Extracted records
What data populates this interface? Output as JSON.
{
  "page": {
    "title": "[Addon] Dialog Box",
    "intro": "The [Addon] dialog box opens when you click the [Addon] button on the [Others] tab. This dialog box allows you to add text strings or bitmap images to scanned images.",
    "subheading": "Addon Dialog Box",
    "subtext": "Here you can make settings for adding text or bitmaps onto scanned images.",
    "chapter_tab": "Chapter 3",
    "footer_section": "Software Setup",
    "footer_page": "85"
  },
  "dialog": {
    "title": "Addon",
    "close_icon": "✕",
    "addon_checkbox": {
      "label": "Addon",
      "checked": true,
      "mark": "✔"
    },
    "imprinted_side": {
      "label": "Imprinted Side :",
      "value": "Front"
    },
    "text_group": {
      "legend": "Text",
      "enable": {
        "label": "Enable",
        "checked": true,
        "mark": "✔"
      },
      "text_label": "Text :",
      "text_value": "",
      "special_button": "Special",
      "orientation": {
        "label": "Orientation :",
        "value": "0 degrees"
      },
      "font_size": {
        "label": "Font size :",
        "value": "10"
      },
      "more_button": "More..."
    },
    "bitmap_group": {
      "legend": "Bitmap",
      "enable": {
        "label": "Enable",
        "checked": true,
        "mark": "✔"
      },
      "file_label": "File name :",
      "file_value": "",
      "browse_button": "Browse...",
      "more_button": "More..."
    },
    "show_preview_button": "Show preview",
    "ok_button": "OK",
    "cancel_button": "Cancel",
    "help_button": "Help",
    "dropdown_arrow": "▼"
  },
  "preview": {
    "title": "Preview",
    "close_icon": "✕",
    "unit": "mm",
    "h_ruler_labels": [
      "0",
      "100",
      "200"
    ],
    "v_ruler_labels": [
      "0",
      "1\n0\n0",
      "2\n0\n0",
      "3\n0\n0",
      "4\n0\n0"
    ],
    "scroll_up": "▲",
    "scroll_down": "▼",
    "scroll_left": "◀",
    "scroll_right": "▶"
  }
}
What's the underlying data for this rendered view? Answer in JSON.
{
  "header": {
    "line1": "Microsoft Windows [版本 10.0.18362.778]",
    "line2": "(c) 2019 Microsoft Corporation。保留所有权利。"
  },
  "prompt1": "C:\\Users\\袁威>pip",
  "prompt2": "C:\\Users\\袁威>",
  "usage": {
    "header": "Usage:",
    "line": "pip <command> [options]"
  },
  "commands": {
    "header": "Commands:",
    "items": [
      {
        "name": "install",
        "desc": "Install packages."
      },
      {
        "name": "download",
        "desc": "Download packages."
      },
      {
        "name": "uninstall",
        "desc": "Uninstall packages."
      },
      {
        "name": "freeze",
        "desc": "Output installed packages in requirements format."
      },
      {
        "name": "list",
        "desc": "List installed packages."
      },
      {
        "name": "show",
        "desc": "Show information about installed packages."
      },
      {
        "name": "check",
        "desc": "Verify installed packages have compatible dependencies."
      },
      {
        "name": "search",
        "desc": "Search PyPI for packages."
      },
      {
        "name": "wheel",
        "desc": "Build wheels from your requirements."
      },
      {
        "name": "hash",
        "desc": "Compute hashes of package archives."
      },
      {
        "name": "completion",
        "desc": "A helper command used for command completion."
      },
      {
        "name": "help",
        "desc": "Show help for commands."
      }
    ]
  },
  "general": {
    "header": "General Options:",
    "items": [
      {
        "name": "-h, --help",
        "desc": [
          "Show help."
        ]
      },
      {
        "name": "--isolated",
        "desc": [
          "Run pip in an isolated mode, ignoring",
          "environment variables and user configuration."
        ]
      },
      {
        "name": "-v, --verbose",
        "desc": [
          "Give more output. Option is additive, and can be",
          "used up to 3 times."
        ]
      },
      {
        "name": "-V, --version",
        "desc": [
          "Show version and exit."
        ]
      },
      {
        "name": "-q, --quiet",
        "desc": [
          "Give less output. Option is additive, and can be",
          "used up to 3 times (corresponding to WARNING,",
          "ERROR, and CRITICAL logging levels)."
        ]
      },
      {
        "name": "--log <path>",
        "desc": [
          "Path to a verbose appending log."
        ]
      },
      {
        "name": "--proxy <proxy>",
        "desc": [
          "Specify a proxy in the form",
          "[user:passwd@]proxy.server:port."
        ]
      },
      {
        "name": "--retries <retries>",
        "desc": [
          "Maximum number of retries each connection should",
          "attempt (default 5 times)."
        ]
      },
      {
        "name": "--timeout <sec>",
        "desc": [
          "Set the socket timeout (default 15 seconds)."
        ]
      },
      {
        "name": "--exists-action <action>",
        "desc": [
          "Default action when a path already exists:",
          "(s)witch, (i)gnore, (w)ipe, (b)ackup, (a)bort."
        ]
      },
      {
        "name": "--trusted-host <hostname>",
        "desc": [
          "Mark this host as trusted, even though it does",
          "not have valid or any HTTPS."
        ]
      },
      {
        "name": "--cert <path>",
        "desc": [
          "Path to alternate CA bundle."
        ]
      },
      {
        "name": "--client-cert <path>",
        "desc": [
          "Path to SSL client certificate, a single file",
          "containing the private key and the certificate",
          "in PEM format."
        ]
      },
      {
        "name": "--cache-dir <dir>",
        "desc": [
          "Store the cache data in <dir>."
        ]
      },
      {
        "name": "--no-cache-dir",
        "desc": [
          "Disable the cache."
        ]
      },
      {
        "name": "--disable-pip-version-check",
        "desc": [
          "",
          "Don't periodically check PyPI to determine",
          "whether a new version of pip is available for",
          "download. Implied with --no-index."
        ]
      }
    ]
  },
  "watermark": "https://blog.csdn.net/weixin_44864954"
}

Work to do
Retype the data exactly as given.

The output
What data populates this interface? Output as JSON.
{
  "page": {
    "title": "[Addon] Dialog Box",
    "intro": "The [Addon] dialog box opens when you click the [Addon] button on the [Others] tab. This dialog box allows you to add text strings or bitmap images to scanned images.",
    "subheading": "Addon Dialog Box",
    "subtext": "Here you can make settings for adding text or bitmaps onto scanned images.",
    "chapter_tab": "Chapter 3",
    "footer_section": "Software Setup",
    "footer_page": "85"
  },
  "dialog": {
    "title": "Addon",
    "close_icon": "✕",
    "addon_checkbox": {
      "label": "Addon",
      "checked": true,
      "mark": "✔"
    },
    "imprinted_side": {
      "label": "Imprinted Side :",
      "value": "Front"
    },
    "text_group": {
      "legend": "Text",
      "enable": {
        "label": "Enable",
        "checked": true,
        "mark": "✔"
      },
      "text_label": "Text :",
      "text_value": "",
      "special_button": "Special",
      "orientation": {
        "label": "Orientation :",
        "value": "0 degrees"
      },
      "font_size": {
        "label": "Font size :",
        "value": "10"
      },
      "more_button": "More..."
    },
    "bitmap_group": {
      "legend": "Bitmap",
      "enable": {
        "label": "Enable",
        "checked": true,
        "mark": "✔"
      },
      "file_label": "File name :",
      "file_value": "",
      "browse_button": "Browse...",
      "more_button": "More..."
    },
    "show_preview_button": "Show preview",
    "ok_button": "OK",
    "cancel_button": "Cancel",
    "help_button": "Help",
    "dropdown_arrow": "▼"
  },
  "preview": {
    "title": "Preview",
    "close_icon": "✕",
    "unit": "mm",
    "h_ruler_labels": [
      "0",
      "100",
      "200"
    ],
    "v_ruler_labels": [
      "0",
      "1\n0\n0",
      "2\n0\n0",
      "3\n0\n0",
      "4\n0\n0"
    ],
    "scroll_up": "▲",
    "scroll_down": "▼",
    "scroll_left": "◀",
    "scroll_right": "▶"
  }
}
What's the underlying data for this rendered view? Answer in JSON.
{
  "header": {
    "line1": "Microsoft Windows [版本 10.0.18362.778]",
    "line2": "(c) 2019 Microsoft Corporation。保留所有权利。"
  },
  "prompt1": "C:\\Users\\袁威>pip",
  "prompt2": "C:\\Users\\袁威>",
  "usage": {
    "header": "Usage:",
    "line": "pip <command> [options]"
  },
  "commands": {
    "header": "Commands:",
    "items": [
      {
        "name": "install",
        "desc": "Install packages."
      },
      {
        "name": "download",
        "desc": "Download packages."
      },
      {
        "name": "uninstall",
        "desc": "Uninstall packages."
      },
      {
        "name": "freeze",
        "desc": "Output installed packages in requirements format."
      },
      {
        "name": "list",
        "desc": "List installed packages."
      },
      {
        "name": "show",
        "desc": "Show information about installed packages."
      },
      {
        "name": "check",
        "desc": "Verify installed packages have compatible dependencies."
      },
      {
        "name": "search",
        "desc": "Search PyPI for packages."
      },
      {
        "name": "wheel",
        "desc": "Build wheels from your requirements."
      },
      {
        "name": "hash",
        "desc": "Compute hashes of package archives."
      },
      {
        "name": "completion",
        "desc": "A helper command used for command completion."
      },
      {
        "name": "help",
        "desc": "Show help for commands."
      }
    ]
  },
  "general": {
    "header": "General Options:",
    "items": [
      {
        "name": "-h, --help",
        "desc": [
          "Show help."
        ]
      },
      {
        "name": "--isolated",
        "desc": [
          "Run pip in an isolated mode, ignoring",
          "environment variables and user configuration."
        ]
      },
      {
        "name": "-v, --verbose",
        "desc": [
          "Give more output. Option is additive, and can be",
          "used up to 3 times."
        ]
      },
      {
        "name": "-V, --version",
        "desc": [
          "Show version and exit."
        ]
      },
      {
        "name": "-q, --quiet",
        "desc": [
          "Give less output. Option is additive, and can be",
          "used up to 3 times (corresponding to WARNING,",
          "ERROR, and CRITICAL logging levels)."
        ]
      },
      {
        "name": "--log <path>",
        "desc": [
          "Path to a verbose appending log."
        ]
      },
      {
        "name": "--proxy <proxy>",
        "desc": [
          "Specify a proxy in the form",
          "[user:passwd@]proxy.server:port."
        ]
      },
      {
        "name": "--retries <retries>",
        "desc": [
          "Maximum number of retries each connection should",
          "attempt (default 5 times)."
        ]
      },
      {
        "name": "--timeout <sec>",
        "desc": [
          "Set the socket timeout (default 15 seconds)."
        ]
      },
      {
        "name": "--exists-action <action>",
        "desc": [
          "Default action when a path already exists:",
          "(s)witch, (i)gnore, (w)ipe, (b)ackup, (a)bort."
        ]
      },
      {
        "name": "--trusted-host <hostname>",
        "desc": [
          "Mark this host as trusted, even though it does",
          "not have valid or any HTTPS."
        ]
      },
      {
        "name": "--cert <path>",
        "desc": [
          "Path to alternate CA bundle."
        ]
      },
      {
        "name": "--client-cert <path>",
        "desc": [
          "Path to SSL client certificate, a single file",
          "containing the private key and the certificate",
          "in PEM format."
        ]
      },
      {
        "name": "--cache-dir <dir>",
        "desc": [
          "Store the cache data in <dir>."
        ]
      },
      {
        "name": "--no-cache-dir",
        "desc": [
          "Disable the cache."
        ]
      },
      {
        "name": "--disable-pip-version-check",
        "desc": [
          "",
          "Don't periodically check PyPI to determine",
          "whether a new version of pip is available for",
          "download. Implied with --no-index."
        ]
      }
    ]
  },
  "watermark": "https://blog.csdn.net/weixin_44864954"
}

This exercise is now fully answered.